[DESCRIPTION OF THE TASK]
Looking at the listing beneath, work out how many lines hold "Minutes" and report only that figure.

Collected data entries
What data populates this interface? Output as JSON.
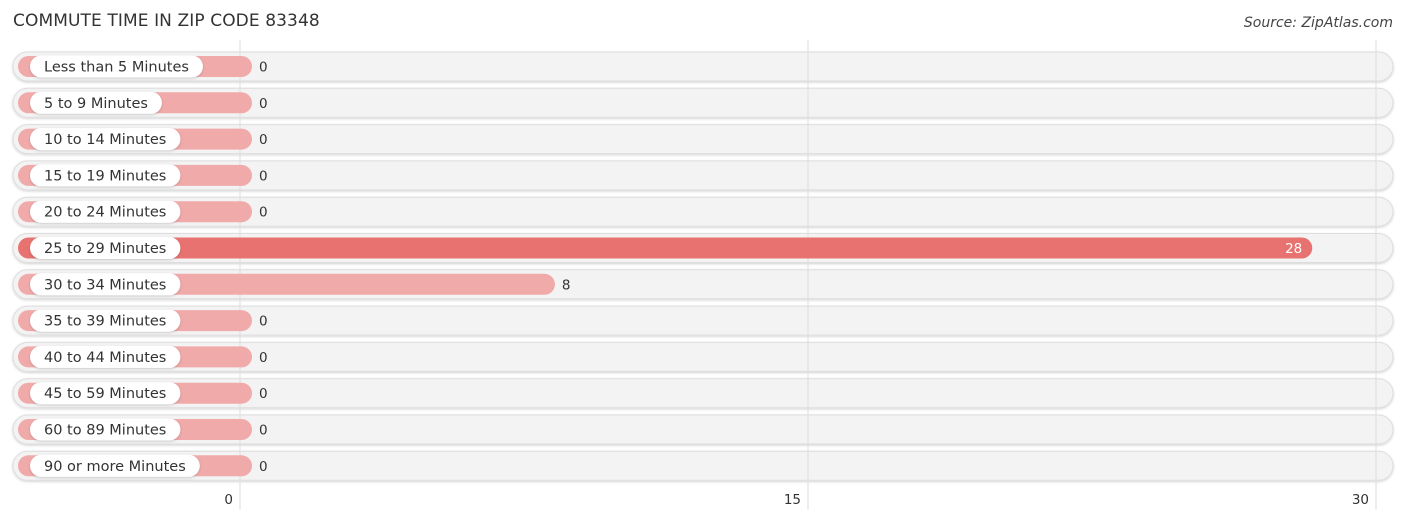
{
  "header": {
    "title": "COMMUTE TIME IN ZIP CODE 83348",
    "source": "Source: ZipAtlas.com"
  },
  "colors": {
    "bar_normal": "#f0aaaa",
    "bar_highlight": "#e8726f",
    "row_bg": "#f3f3f3",
    "row_border": "#dddddd",
    "grid": "#dddddd"
  },
  "chart_data": {
    "type": "bar",
    "orientation": "horizontal",
    "title": "COMMUTE TIME IN ZIP CODE 83348",
    "source": "Source: ZipAtlas.com",
    "xlabel": "",
    "ylabel": "",
    "xlim": [
      0,
      30
    ],
    "xticks": [
      0,
      15,
      30
    ],
    "xtick_labels": [
      "0",
      "15",
      "30"
    ],
    "grid": true,
    "categories": [
      "Less than 5 Minutes",
      "5 to 9 Minutes",
      "10 to 14 Minutes",
      "15 to 19 Minutes",
      "20 to 24 Minutes",
      "25 to 29 Minutes",
      "30 to 34 Minutes",
      "35 to 39 Minutes",
      "40 to 44 Minutes",
      "45 to 59 Minutes",
      "60 to 89 Minutes",
      "90 or more Minutes"
    ],
    "values": [
      0,
      0,
      0,
      0,
      0,
      28,
      8,
      0,
      0,
      0,
      0,
      0
    ],
    "value_labels": [
      "0",
      "0",
      "0",
      "0",
      "0",
      "28",
      "8",
      "0",
      "0",
      "0",
      "0",
      "0"
    ],
    "highlight_index": 5
  }
}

[RESPONSE TO THE EXERCISE]
12